■ **RECORDS SUPPLIED**
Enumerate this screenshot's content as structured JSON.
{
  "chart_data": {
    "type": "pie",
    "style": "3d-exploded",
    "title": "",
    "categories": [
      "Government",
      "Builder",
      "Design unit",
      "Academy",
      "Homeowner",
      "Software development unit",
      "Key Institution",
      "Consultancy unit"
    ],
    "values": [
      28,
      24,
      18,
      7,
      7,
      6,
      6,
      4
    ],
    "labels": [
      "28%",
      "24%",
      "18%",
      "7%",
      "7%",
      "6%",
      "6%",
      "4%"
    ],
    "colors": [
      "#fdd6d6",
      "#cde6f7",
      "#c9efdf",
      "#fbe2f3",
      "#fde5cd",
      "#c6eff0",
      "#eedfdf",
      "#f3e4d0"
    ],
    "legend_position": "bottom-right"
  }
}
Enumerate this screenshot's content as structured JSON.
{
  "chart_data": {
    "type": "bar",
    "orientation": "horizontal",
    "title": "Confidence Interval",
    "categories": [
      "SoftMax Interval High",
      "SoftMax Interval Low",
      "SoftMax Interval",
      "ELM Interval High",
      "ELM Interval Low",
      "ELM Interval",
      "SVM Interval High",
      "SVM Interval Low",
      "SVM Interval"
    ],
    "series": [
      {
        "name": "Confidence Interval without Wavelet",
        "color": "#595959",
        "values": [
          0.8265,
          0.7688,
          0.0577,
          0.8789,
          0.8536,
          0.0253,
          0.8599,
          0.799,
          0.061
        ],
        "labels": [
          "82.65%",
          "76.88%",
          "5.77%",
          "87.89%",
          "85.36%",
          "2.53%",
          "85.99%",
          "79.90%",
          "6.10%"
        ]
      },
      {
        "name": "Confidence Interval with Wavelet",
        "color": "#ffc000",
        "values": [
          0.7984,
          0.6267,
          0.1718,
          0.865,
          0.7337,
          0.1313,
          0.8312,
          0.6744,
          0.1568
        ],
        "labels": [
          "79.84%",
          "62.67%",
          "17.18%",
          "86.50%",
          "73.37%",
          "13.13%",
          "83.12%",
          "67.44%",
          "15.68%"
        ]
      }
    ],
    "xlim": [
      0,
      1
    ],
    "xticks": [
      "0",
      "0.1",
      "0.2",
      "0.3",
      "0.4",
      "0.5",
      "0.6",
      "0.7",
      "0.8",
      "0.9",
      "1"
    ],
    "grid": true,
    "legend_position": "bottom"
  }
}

■ **WHAT YOU NEED TO DO**
Only the number should be given: how many lines of the data contain the word "Wavelet"?

■ **WORKED ANSWER**
2